Task brief:
Pick out the lines in the listing below that contain the word "note" and copy them.

Raw data:

++++++++++++++++++++

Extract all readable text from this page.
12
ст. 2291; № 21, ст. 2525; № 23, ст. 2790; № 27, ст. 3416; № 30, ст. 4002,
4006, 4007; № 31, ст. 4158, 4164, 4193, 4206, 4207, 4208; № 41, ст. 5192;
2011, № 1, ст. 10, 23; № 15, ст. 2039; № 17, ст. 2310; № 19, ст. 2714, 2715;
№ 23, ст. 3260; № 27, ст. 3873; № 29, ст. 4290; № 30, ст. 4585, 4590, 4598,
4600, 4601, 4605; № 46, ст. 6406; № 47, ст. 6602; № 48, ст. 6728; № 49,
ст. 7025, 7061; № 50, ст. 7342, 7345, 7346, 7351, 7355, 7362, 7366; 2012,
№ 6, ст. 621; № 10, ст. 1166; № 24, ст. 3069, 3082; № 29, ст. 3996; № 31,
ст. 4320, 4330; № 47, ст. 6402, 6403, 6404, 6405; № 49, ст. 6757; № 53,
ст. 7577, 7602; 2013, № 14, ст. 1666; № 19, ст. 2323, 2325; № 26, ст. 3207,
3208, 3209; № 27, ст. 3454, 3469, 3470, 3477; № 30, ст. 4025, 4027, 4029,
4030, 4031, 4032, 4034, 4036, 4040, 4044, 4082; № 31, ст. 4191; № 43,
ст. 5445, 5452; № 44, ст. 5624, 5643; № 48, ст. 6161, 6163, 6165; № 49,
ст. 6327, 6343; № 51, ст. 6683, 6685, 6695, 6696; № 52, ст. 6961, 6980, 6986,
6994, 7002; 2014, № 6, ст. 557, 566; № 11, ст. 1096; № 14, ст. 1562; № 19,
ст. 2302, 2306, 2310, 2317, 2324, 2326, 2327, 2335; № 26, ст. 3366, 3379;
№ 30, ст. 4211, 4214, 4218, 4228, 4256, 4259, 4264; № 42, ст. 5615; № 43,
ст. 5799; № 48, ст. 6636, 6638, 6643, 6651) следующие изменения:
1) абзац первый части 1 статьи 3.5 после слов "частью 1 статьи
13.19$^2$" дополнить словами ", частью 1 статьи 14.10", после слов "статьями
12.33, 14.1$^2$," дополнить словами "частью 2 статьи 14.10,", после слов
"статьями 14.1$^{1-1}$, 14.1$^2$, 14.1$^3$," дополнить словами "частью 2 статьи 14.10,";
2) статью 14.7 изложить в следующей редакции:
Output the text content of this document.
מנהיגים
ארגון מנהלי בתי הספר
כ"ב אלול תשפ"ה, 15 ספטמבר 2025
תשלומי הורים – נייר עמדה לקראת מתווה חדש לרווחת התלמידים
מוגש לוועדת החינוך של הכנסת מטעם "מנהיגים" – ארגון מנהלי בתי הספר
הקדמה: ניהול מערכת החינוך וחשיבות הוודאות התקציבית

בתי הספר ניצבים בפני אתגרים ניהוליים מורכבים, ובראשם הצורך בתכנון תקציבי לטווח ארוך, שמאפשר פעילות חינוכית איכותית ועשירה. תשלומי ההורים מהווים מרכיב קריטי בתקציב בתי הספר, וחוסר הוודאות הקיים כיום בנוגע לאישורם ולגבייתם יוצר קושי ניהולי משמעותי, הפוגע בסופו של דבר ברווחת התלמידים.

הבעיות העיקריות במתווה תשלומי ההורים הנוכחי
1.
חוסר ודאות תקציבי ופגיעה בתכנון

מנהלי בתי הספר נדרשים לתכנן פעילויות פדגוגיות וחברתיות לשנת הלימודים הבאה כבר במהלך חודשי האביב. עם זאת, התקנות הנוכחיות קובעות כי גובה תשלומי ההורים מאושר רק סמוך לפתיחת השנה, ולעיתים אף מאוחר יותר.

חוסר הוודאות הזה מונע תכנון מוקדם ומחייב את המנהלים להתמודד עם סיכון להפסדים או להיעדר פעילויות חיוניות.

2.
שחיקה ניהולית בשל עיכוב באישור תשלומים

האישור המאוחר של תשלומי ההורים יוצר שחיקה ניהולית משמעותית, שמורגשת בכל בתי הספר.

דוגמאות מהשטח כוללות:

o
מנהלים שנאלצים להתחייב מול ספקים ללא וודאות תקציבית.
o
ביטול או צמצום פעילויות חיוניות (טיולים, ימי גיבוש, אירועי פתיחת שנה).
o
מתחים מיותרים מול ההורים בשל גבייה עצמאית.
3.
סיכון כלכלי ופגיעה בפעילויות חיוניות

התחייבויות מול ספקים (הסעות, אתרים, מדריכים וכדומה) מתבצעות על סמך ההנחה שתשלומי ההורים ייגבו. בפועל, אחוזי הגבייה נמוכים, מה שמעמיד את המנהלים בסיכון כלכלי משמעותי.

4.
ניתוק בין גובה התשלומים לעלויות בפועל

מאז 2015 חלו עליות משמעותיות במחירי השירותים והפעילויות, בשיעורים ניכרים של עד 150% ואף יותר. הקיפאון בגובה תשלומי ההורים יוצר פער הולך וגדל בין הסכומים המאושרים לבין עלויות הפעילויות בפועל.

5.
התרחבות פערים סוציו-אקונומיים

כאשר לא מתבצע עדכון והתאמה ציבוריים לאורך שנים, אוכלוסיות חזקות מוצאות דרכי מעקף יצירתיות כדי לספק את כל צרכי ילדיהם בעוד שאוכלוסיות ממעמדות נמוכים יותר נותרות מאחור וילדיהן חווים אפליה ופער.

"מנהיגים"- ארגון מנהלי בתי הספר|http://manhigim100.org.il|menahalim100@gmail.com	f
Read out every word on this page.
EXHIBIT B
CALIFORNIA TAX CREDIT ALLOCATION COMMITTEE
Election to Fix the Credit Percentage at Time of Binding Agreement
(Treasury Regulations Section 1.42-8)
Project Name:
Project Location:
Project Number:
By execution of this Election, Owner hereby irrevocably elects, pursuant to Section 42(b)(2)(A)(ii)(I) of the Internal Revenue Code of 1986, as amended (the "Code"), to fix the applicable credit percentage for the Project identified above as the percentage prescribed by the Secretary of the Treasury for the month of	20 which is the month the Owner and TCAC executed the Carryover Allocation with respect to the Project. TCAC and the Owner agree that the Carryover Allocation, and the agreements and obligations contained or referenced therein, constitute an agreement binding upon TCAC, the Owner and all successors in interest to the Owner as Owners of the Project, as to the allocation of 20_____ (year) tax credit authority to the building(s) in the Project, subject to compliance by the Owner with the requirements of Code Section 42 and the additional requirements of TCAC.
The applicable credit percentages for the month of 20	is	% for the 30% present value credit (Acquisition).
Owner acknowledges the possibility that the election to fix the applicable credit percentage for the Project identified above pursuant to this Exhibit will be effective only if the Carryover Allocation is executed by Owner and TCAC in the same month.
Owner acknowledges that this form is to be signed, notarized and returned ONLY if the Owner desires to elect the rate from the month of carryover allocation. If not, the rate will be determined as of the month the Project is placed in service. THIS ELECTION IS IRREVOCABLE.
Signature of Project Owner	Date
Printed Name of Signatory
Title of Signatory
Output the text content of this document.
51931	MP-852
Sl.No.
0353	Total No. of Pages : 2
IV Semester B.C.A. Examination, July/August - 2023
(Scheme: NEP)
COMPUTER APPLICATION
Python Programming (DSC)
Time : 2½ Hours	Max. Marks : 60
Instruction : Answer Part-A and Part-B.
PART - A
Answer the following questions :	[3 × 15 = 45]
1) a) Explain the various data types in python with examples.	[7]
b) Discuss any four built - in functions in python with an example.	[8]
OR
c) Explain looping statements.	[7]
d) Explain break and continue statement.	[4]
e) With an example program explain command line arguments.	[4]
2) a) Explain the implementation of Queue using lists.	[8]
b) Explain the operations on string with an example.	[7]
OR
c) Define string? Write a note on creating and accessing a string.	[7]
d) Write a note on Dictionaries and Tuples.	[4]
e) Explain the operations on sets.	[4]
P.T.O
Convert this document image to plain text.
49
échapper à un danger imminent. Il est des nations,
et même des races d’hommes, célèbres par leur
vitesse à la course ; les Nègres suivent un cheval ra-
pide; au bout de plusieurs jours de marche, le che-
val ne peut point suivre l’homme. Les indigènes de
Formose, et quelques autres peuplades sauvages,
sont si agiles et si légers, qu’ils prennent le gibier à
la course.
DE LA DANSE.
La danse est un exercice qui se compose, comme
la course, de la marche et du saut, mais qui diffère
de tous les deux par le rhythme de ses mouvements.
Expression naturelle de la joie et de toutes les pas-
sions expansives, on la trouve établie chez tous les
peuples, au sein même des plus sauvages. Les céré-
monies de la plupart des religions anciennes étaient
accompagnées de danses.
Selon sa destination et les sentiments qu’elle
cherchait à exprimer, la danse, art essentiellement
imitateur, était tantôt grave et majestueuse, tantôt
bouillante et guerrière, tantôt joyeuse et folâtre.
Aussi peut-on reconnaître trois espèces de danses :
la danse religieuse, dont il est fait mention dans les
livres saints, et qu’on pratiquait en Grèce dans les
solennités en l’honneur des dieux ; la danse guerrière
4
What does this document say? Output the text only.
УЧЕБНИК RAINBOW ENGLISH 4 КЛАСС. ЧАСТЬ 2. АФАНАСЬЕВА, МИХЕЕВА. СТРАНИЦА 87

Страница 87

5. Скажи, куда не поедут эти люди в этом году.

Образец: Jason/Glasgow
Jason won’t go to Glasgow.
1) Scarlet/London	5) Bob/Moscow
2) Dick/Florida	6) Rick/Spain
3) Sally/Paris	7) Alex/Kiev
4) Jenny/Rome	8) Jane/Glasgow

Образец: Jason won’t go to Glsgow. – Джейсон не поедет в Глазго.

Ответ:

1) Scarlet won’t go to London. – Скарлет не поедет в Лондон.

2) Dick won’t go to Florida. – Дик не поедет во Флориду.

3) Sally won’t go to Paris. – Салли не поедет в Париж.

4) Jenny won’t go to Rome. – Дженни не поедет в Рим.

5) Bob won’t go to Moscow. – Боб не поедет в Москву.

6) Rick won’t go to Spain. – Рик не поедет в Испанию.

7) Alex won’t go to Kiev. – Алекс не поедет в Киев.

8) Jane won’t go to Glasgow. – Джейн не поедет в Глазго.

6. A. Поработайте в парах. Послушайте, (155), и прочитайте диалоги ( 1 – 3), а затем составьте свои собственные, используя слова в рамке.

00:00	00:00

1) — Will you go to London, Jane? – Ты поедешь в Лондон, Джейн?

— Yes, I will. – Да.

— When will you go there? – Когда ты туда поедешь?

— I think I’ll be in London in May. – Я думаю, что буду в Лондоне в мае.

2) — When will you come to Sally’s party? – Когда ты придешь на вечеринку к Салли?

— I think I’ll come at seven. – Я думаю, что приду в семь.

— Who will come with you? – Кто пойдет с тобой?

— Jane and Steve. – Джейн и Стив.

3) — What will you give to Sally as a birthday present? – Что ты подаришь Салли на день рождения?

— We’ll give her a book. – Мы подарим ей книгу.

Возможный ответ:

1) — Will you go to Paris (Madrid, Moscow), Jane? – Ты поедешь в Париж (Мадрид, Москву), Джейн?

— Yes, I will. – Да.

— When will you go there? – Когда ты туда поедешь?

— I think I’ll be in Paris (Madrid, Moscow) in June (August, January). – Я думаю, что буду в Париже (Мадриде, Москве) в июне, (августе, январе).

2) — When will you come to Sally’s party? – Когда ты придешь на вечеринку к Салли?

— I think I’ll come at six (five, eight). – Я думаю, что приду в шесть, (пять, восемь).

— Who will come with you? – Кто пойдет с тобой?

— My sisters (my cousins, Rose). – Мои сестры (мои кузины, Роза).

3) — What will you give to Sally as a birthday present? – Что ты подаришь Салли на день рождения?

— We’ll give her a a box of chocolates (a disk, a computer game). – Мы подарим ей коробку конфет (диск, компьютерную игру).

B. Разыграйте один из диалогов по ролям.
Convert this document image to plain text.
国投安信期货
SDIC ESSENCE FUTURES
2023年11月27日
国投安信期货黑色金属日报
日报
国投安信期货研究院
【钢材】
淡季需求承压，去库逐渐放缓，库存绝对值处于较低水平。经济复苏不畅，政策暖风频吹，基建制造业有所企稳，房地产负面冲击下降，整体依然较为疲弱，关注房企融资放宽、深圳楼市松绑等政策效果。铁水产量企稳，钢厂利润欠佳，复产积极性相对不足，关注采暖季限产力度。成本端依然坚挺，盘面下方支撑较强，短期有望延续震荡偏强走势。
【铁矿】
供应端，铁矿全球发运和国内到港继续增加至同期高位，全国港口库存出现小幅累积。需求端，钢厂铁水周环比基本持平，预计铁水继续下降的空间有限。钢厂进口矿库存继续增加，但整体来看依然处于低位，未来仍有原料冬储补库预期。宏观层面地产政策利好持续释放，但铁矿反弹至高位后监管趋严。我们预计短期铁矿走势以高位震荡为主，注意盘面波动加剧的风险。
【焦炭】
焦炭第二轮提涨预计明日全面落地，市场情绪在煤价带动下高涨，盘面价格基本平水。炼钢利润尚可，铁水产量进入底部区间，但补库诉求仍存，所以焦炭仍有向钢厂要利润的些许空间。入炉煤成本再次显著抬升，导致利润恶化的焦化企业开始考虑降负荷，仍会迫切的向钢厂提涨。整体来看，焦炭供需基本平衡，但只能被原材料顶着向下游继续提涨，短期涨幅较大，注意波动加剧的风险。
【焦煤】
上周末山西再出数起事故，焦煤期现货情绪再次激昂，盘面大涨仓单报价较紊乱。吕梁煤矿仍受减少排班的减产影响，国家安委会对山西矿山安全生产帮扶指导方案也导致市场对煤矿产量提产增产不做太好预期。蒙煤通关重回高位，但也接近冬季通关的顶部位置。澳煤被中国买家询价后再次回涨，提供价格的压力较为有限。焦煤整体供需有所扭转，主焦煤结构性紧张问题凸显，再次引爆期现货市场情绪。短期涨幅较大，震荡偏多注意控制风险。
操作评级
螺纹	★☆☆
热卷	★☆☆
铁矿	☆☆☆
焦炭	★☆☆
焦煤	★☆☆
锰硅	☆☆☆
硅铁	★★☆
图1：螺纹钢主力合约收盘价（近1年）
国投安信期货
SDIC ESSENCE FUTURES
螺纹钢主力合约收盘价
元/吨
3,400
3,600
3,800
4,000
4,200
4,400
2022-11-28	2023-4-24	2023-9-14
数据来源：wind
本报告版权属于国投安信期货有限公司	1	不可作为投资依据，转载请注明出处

++++++++++++++++++++

Final answer:
c) Define string? Write a note on creating and accessing a string.	[7]
d) Write a note on Dictionaries and Tuples.	[4]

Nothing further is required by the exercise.